- [MATERIAL SHOWN]
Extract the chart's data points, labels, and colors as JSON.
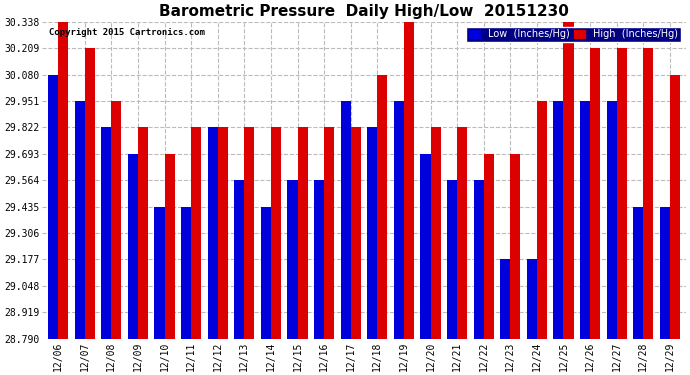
{
  "title": "Barometric Pressure  Daily High/Low  20151230",
  "copyright": "Copyright 2015 Cartronics.com",
  "dates": [
    "12/06",
    "12/07",
    "12/08",
    "12/09",
    "12/10",
    "12/11",
    "12/12",
    "12/13",
    "12/14",
    "12/15",
    "12/16",
    "12/17",
    "12/18",
    "12/19",
    "12/20",
    "12/21",
    "12/22",
    "12/23",
    "12/24",
    "12/25",
    "12/26",
    "12/27",
    "12/28",
    "12/29"
  ],
  "low": [
    30.08,
    29.951,
    29.822,
    29.693,
    29.435,
    29.435,
    29.822,
    29.564,
    29.435,
    29.564,
    29.564,
    29.951,
    29.822,
    29.951,
    29.693,
    29.564,
    29.564,
    29.177,
    29.177,
    29.951,
    29.951,
    29.951,
    29.435,
    29.435
  ],
  "high": [
    30.338,
    30.209,
    29.951,
    29.822,
    29.693,
    29.822,
    29.822,
    29.822,
    29.822,
    29.822,
    29.822,
    29.822,
    30.08,
    30.338,
    29.822,
    29.822,
    29.693,
    29.693,
    29.951,
    30.338,
    30.209,
    30.209,
    30.209,
    30.08
  ],
  "ymin": 28.79,
  "ymax": 30.338,
  "yticks": [
    28.79,
    28.919,
    29.048,
    29.177,
    29.306,
    29.435,
    29.564,
    29.693,
    29.822,
    29.951,
    30.08,
    30.209,
    30.338
  ],
  "low_color": "#0000dd",
  "high_color": "#dd0000",
  "bg_color": "#ffffff",
  "grid_color": "#bbbbbb",
  "title_fontsize": 11,
  "tick_fontsize": 7,
  "legend_low_label": "Low  (Inches/Hg)",
  "legend_high_label": "High  (Inches/Hg)"
}
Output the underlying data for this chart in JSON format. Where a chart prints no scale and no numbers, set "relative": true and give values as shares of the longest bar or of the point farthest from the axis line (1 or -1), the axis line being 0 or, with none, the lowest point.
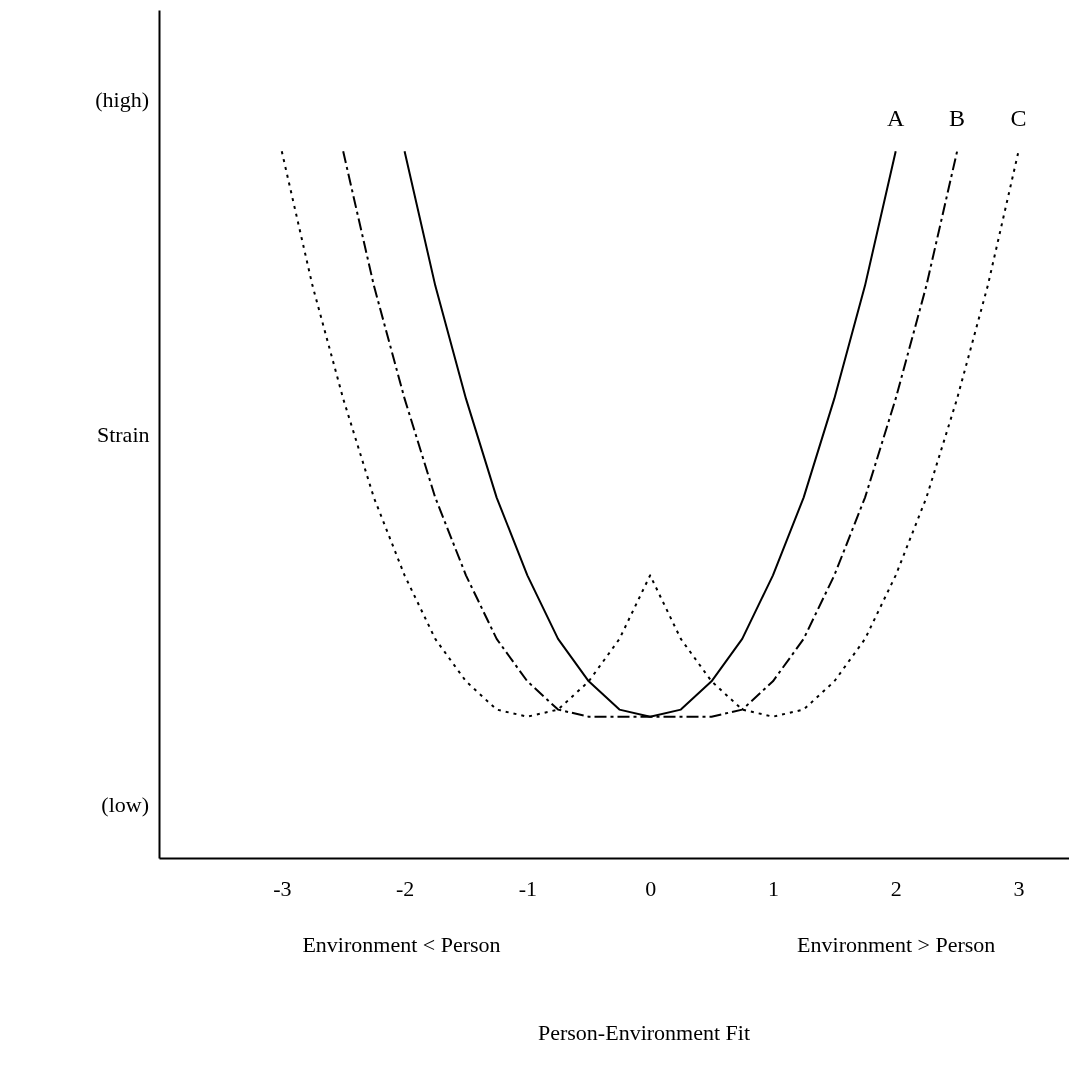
{
  "chart_data": {
    "type": "line",
    "relative": true,
    "ylabel": "Strain",
    "annotations": [
      "(high)",
      "(low)",
      "Environment < Person",
      "Environment > Person",
      "Person-Environment Fit"
    ],
    "xlim": [
      -4,
      3.9
    ],
    "xticks": [
      -3,
      -2,
      -1,
      0,
      1,
      2,
      3
    ],
    "grid": false,
    "marker": "none",
    "series": [
      {
        "name": "A",
        "color": "#000000",
        "line_style": "solid",
        "x": [
          -2,
          -1.75,
          -1.5,
          -1.25,
          -1,
          -0.75,
          -0.5,
          -0.25,
          0,
          0.25,
          0.5,
          0.75,
          1,
          1.25,
          1.5,
          1.75,
          2
        ],
        "values": [
          1,
          0.81,
          0.65,
          0.51,
          0.4,
          0.31,
          0.25,
          0.21,
          0.2,
          0.21,
          0.25,
          0.31,
          0.4,
          0.51,
          0.65,
          0.81,
          1
        ]
      },
      {
        "name": "B",
        "color": "#000000",
        "line_style": "dashed",
        "x": [
          -2.5,
          -2.25,
          -2,
          -1.75,
          -1.5,
          -1.25,
          -1,
          -0.75,
          -0.5,
          0.5,
          0.75,
          1,
          1.25,
          1.5,
          1.75,
          2,
          2.25,
          2.5
        ],
        "values": [
          1,
          0.81,
          0.65,
          0.51,
          0.4,
          0.31,
          0.25,
          0.21,
          0.2,
          0.2,
          0.21,
          0.25,
          0.31,
          0.4,
          0.51,
          0.65,
          0.81,
          1
        ]
      },
      {
        "name": "C",
        "color": "#000000",
        "line_style": "dotted",
        "x": [
          -3,
          -2.75,
          -2.5,
          -2.25,
          -2,
          -1.75,
          -1.5,
          -1.25,
          -1,
          -0.75,
          -0.5,
          -0.25,
          0,
          0.25,
          0.5,
          0.75,
          1,
          1.25,
          1.5,
          1.75,
          2,
          2.25,
          2.5,
          2.75,
          3
        ],
        "values": [
          1,
          0.81,
          0.65,
          0.51,
          0.4,
          0.31,
          0.25,
          0.21,
          0.2,
          0.21,
          0.25,
          0.31,
          0.4,
          0.31,
          0.25,
          0.21,
          0.2,
          0.21,
          0.25,
          0.31,
          0.4,
          0.51,
          0.65,
          0.81,
          1
        ]
      }
    ]
  }
}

- [PROBLEM STATEMENT]
Search the listing above for the string "JSON". Copy every line that contains it.

- [RESPONSE TO THIS TASK]
Extract the chart's data points, labels, and colors as JSON.
Output the underlying data for this chart in JSON format. Where a chart prints no scale and no numbers, set "relative": true and give values as shares of the longest bar or of the point farthest from the axis line (1 or -1), the axis line being 0 or, with none, the lowest point.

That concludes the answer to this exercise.